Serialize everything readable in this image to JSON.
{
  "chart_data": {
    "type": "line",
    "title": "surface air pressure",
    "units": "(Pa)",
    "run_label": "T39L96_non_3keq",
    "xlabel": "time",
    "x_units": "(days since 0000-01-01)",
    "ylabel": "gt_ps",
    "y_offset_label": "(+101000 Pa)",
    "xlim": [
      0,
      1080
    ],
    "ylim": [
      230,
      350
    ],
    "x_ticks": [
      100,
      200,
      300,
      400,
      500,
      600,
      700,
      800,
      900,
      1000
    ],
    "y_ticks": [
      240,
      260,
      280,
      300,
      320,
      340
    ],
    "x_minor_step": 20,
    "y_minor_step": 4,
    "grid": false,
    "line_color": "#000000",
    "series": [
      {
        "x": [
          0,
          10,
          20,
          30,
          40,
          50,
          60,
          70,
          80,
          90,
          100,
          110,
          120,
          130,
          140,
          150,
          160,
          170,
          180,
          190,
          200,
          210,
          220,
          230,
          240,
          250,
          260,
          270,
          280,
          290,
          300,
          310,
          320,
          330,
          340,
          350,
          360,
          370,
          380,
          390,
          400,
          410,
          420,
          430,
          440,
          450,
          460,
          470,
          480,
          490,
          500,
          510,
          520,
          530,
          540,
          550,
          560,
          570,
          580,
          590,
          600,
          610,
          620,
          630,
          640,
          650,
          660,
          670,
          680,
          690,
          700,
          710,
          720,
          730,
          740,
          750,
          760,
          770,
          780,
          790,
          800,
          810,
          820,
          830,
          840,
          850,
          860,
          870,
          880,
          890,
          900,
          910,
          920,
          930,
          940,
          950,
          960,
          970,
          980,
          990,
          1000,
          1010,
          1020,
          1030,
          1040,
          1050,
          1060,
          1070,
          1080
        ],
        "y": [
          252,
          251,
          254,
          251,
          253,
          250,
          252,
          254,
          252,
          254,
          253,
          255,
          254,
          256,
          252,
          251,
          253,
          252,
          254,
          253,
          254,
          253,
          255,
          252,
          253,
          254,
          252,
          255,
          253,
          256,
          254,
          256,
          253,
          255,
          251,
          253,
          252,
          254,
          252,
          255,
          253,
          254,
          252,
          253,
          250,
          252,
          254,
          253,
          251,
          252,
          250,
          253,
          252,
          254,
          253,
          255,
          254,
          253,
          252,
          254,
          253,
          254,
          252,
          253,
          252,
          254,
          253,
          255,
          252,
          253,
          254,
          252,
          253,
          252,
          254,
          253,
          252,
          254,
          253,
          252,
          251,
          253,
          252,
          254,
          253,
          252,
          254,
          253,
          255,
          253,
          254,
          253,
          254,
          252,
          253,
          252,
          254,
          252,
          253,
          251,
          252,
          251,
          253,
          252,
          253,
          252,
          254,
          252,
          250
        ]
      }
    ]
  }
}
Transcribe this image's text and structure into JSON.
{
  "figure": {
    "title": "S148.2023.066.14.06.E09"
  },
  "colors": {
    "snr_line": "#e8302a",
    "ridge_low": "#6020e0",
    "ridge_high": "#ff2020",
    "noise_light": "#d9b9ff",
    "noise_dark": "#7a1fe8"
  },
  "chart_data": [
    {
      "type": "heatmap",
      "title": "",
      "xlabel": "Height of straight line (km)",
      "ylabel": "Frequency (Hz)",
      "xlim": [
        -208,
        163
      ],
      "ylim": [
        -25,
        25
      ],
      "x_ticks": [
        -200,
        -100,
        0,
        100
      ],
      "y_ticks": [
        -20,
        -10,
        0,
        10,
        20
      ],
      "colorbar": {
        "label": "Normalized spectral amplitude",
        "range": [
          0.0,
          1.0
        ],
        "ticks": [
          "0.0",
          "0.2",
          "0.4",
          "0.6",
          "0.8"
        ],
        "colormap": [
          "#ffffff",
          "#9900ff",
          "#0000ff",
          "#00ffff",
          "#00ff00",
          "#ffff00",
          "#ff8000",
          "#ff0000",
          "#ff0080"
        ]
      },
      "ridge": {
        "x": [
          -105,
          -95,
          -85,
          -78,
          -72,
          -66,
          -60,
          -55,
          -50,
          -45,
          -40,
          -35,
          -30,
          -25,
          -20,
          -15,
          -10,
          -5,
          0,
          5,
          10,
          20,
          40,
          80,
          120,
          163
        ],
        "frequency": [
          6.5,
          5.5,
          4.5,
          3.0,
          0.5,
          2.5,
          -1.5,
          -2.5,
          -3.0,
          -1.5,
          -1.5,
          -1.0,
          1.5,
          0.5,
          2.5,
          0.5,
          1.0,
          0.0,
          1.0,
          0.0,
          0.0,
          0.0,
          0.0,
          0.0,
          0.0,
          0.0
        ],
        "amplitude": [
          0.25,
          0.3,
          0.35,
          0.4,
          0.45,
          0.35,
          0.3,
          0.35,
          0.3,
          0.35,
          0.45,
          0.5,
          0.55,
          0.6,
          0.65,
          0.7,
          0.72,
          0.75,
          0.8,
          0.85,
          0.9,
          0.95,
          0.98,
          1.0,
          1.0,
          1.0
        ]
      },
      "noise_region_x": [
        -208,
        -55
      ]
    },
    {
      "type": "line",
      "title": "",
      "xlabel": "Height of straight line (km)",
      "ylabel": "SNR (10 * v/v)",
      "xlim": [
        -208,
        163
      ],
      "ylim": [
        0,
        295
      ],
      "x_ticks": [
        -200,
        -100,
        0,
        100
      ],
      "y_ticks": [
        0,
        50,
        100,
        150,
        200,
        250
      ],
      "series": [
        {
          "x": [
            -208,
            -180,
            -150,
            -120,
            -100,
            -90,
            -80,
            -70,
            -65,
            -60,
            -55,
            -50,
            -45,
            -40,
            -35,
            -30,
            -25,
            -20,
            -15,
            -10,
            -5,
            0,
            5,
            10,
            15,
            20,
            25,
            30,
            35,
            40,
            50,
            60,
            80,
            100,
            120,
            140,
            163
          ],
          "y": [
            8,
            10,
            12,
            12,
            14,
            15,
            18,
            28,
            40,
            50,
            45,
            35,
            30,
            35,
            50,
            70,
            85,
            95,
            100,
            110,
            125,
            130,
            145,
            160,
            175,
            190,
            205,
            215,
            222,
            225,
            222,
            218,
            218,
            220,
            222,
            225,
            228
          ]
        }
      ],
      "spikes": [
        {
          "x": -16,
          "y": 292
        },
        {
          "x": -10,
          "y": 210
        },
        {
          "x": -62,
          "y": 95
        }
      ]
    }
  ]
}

Set task: In the records above, locate the lines holding the word "this". Copy each of them.

Reply to the task:
Serialize everything readable in this image to JSON.
Transcribe this image's text and structure into JSON.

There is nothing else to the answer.